### EXERCISE PROMPT
How many of the lines that follow contain the word "screenshot"? Give only the number.

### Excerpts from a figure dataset

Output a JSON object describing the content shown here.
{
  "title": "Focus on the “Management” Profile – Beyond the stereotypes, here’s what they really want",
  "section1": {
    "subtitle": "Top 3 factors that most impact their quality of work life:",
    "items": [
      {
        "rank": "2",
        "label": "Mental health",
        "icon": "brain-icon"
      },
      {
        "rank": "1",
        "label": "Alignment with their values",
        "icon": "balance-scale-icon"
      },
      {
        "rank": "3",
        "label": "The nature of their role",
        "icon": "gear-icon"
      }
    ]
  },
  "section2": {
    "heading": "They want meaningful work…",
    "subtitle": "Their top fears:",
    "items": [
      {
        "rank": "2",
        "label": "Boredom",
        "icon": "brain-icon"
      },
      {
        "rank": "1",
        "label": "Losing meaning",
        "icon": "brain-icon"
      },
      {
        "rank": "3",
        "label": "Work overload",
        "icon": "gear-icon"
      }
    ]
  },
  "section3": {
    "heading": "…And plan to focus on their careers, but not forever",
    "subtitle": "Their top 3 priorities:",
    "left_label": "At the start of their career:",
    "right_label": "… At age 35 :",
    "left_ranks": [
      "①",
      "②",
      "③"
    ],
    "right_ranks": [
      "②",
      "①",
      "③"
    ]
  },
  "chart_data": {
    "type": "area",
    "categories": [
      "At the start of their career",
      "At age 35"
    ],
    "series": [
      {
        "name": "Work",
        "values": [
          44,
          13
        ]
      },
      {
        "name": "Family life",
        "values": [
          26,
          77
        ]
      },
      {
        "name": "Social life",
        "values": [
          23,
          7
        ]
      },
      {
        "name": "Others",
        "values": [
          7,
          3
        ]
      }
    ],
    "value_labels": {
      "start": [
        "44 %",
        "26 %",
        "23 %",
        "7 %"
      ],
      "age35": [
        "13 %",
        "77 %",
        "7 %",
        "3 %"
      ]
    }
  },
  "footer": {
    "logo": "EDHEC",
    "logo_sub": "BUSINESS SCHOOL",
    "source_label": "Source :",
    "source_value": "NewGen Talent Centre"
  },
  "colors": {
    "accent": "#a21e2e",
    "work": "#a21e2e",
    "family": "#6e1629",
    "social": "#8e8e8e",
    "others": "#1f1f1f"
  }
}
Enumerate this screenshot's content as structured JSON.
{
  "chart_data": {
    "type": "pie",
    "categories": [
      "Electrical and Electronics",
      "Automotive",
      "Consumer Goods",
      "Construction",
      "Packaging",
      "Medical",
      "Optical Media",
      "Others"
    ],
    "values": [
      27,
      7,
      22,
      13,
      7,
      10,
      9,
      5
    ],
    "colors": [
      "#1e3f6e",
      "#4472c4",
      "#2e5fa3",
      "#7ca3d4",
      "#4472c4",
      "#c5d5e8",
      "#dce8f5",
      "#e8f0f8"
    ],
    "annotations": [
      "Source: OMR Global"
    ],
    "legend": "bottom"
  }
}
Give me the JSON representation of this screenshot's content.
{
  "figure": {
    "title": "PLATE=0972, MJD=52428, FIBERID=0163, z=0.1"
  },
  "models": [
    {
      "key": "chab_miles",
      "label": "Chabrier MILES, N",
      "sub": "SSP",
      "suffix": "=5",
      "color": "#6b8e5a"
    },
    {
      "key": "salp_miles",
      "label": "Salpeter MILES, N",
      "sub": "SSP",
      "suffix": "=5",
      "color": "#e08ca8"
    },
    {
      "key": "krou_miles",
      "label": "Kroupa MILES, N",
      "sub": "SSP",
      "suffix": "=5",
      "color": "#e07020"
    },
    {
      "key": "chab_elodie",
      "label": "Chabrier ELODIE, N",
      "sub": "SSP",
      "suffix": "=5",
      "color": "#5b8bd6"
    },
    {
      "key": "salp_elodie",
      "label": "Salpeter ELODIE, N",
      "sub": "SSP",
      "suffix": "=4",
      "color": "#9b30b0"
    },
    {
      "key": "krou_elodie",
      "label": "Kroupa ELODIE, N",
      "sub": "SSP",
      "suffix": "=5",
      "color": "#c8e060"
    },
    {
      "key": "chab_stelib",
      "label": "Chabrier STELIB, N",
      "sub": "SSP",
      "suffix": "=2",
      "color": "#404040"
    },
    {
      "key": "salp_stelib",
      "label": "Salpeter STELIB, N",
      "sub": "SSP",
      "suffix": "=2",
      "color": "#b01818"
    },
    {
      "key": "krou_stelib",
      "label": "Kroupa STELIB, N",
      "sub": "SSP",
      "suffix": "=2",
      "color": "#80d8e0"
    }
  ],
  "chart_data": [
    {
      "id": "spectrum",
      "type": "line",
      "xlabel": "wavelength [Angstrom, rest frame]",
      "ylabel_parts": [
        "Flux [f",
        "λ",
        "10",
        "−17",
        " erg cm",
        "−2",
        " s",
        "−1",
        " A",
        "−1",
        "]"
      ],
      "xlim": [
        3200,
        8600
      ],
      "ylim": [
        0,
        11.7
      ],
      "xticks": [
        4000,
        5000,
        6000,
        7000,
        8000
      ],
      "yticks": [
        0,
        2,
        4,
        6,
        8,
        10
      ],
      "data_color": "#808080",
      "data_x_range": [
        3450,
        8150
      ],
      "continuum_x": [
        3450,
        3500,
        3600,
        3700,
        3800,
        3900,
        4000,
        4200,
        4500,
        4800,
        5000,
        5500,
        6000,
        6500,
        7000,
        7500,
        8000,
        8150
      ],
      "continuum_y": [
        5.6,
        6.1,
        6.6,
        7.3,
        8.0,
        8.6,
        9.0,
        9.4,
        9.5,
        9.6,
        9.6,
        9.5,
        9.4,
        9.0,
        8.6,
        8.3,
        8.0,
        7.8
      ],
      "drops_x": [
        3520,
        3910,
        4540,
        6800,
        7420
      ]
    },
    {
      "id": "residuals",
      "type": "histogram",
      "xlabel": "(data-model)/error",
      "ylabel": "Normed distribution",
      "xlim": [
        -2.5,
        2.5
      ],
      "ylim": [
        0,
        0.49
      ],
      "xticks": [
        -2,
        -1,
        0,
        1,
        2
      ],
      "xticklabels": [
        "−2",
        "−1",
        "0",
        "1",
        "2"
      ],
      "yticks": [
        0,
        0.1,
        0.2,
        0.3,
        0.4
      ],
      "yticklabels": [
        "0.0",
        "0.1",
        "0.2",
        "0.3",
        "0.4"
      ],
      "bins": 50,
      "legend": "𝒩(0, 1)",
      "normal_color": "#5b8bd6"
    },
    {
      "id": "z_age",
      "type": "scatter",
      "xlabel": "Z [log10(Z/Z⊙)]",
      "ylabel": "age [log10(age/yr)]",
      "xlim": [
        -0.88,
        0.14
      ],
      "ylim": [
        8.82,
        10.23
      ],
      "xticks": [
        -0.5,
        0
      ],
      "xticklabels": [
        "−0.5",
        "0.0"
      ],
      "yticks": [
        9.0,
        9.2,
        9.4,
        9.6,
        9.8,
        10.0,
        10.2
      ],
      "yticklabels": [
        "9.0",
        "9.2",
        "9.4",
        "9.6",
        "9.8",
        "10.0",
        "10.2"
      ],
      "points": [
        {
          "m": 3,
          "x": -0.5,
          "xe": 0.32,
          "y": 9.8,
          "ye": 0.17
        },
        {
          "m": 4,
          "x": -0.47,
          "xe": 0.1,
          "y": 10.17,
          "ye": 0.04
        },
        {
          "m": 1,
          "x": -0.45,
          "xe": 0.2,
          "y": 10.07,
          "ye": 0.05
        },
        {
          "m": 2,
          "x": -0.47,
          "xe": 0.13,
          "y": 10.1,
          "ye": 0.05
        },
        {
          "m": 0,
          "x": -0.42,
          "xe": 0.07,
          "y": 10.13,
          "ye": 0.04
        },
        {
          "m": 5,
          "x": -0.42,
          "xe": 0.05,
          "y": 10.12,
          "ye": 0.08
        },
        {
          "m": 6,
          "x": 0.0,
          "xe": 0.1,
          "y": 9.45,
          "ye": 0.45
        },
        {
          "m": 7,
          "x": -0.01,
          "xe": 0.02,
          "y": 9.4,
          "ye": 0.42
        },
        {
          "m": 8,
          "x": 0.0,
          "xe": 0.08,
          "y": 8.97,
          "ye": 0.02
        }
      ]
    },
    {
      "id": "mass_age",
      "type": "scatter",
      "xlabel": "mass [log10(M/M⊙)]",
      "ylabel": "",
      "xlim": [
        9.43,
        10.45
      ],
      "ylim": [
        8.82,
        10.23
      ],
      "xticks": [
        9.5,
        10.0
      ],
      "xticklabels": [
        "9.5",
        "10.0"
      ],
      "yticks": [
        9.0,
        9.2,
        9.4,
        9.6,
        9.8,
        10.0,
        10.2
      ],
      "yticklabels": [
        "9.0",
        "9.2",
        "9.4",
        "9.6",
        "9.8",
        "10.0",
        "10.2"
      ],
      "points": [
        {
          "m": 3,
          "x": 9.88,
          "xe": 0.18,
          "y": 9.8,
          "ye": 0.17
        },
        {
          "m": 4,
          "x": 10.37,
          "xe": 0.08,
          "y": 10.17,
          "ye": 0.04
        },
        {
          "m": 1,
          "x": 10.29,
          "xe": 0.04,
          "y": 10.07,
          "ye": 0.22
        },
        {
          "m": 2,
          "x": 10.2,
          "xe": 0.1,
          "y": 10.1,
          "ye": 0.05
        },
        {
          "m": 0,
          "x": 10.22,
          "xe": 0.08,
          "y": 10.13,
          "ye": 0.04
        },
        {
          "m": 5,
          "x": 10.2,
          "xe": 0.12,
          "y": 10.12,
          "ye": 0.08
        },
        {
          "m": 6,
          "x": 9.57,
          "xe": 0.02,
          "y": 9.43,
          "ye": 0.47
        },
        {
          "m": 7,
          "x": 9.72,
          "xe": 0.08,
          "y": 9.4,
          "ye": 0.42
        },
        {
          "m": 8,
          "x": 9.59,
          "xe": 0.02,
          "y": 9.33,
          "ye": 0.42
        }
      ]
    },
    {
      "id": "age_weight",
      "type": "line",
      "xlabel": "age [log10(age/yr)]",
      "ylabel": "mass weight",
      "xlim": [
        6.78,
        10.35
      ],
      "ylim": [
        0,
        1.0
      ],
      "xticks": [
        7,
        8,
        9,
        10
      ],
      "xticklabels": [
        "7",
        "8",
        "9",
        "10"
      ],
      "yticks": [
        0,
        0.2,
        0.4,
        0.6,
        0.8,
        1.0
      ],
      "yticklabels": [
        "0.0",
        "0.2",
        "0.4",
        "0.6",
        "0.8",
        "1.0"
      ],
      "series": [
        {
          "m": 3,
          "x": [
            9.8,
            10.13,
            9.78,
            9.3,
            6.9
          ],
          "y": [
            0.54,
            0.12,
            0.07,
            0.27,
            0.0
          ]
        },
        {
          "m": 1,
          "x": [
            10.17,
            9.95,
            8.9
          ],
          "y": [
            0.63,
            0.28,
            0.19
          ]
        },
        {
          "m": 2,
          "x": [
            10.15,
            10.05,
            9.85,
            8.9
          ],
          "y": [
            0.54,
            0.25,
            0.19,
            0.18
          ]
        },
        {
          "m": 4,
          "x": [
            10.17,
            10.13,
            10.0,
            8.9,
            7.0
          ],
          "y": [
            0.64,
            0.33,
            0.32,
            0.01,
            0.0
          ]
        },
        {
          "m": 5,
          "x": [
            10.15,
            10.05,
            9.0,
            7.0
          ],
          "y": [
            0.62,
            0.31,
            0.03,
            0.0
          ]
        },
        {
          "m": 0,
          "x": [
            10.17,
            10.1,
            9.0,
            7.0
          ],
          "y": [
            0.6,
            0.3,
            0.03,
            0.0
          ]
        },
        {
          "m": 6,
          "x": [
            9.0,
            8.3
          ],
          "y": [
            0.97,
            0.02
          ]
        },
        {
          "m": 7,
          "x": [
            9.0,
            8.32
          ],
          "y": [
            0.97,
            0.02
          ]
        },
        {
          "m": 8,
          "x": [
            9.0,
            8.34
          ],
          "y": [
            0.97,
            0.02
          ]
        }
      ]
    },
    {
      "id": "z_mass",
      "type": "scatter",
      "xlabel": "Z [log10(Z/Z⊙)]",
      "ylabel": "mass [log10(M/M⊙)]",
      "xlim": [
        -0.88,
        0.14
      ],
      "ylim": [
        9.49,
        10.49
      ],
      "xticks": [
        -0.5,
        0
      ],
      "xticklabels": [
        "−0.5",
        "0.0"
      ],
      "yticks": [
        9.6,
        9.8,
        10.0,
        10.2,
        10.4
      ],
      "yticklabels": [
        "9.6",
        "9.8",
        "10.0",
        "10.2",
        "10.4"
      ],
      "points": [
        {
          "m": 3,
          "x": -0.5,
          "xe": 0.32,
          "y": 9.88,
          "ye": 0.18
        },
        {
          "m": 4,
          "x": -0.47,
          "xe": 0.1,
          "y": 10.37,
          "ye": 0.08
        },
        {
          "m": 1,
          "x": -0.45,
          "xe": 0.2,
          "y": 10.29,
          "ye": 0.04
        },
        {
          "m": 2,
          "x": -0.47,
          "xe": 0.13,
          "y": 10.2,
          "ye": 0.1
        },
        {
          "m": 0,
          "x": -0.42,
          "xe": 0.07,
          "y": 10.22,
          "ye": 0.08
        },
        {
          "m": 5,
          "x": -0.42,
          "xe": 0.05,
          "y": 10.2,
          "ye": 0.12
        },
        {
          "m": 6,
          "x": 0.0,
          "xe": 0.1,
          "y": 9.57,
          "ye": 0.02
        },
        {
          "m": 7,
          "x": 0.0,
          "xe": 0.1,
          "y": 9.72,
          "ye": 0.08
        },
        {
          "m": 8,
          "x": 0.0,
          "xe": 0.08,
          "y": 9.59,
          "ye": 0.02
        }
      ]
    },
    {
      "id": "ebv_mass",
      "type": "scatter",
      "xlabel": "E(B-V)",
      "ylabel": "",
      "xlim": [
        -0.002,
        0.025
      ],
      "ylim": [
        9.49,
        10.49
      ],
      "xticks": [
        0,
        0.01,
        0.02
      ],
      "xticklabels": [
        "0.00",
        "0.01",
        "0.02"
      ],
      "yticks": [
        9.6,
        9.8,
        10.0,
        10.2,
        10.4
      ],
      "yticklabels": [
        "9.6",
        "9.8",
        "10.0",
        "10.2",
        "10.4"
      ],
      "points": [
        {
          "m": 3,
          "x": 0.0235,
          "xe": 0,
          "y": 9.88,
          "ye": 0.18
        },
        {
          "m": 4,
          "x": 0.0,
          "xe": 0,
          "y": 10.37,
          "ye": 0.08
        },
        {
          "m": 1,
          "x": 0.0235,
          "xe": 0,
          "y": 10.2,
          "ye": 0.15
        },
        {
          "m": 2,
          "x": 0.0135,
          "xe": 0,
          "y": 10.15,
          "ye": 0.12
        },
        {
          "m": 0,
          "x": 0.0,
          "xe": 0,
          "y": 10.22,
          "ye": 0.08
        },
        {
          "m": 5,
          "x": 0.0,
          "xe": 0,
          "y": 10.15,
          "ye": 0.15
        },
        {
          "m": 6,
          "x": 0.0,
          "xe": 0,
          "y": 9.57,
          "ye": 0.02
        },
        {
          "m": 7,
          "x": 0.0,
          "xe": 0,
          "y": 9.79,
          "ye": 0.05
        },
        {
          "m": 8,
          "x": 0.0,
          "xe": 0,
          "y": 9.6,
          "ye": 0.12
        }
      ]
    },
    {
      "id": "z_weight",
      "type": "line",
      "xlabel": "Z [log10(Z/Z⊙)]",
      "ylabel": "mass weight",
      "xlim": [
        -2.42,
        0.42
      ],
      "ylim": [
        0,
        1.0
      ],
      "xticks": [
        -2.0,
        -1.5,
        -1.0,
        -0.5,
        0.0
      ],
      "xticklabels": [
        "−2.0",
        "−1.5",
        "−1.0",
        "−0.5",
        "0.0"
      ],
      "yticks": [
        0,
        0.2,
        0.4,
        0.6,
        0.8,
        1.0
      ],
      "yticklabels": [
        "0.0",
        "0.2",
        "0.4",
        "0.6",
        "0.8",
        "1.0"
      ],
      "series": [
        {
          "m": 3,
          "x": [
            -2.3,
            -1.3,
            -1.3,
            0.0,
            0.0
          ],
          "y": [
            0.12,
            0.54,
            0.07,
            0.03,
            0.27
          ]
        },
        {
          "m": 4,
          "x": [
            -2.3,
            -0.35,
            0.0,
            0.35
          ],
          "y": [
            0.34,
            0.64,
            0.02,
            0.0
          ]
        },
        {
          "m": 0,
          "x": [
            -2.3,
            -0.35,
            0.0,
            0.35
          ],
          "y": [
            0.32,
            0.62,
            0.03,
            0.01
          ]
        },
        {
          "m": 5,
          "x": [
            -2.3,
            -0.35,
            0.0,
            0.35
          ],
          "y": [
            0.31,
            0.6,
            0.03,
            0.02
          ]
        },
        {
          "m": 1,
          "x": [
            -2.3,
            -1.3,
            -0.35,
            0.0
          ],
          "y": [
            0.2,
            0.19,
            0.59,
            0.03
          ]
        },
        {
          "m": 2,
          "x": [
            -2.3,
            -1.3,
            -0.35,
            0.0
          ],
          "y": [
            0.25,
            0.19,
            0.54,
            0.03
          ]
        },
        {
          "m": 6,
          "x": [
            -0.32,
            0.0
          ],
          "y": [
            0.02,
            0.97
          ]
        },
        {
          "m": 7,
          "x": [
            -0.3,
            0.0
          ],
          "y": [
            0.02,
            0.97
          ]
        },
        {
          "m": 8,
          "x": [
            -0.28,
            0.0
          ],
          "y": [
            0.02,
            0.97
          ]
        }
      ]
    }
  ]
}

### WRITTEN ANSWER
2